** Short problem **
Starting at the first line of the records, print each line unchanged. Stop after the line that contains "Bar xyxy=(372,1130,444,1184)".

[Rows of the dataset]
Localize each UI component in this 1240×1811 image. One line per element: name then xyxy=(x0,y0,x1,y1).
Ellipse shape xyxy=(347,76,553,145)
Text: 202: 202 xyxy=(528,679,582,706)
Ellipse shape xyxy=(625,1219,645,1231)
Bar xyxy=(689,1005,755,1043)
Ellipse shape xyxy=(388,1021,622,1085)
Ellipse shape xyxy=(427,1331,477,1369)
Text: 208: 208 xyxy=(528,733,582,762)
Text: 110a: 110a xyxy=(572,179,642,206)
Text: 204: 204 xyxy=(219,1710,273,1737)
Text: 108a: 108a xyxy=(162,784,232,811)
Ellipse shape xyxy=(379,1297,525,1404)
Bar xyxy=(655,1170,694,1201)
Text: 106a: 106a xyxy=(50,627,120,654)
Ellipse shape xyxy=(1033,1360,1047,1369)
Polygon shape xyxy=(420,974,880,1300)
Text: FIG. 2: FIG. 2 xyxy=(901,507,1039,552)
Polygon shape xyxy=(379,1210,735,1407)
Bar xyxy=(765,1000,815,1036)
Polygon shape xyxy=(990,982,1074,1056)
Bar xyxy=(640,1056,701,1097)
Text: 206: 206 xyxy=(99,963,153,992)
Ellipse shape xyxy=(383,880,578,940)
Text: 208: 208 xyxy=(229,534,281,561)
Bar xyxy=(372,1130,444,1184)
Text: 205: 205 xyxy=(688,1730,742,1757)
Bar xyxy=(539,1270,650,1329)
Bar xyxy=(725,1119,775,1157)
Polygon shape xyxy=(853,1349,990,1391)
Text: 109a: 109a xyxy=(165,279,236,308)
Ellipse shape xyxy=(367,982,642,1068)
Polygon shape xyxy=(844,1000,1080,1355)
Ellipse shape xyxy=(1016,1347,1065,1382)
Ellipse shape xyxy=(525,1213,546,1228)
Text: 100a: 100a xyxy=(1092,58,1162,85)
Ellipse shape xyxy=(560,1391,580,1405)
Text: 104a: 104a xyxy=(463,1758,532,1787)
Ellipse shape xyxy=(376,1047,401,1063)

** Solution to the problem **
Localize each UI component in this 1240×1811 image. One line per element: name then xyxy=(x0,y0,x1,y1).
Ellipse shape xyxy=(347,76,553,145)
Text: 202: 202 xyxy=(528,679,582,706)
Ellipse shape xyxy=(625,1219,645,1231)
Bar xyxy=(689,1005,755,1043)
Ellipse shape xyxy=(388,1021,622,1085)
Ellipse shape xyxy=(427,1331,477,1369)
Text: 208: 208 xyxy=(528,733,582,762)
Text: 110a: 110a xyxy=(572,179,642,206)
Text: 204: 204 xyxy=(219,1710,273,1737)
Text: 108a: 108a xyxy=(162,784,232,811)
Ellipse shape xyxy=(379,1297,525,1404)
Bar xyxy=(655,1170,694,1201)
Text: 106a: 106a xyxy=(50,627,120,654)
Ellipse shape xyxy=(1033,1360,1047,1369)
Polygon shape xyxy=(420,974,880,1300)
Text: FIG. 2: FIG. 2 xyxy=(901,507,1039,552)
Polygon shape xyxy=(379,1210,735,1407)
Bar xyxy=(765,1000,815,1036)
Polygon shape xyxy=(990,982,1074,1056)
Bar xyxy=(640,1056,701,1097)
Text: 206: 206 xyxy=(99,963,153,992)
Ellipse shape xyxy=(383,880,578,940)
Text: 208: 208 xyxy=(229,534,281,561)
Bar xyxy=(372,1130,444,1184)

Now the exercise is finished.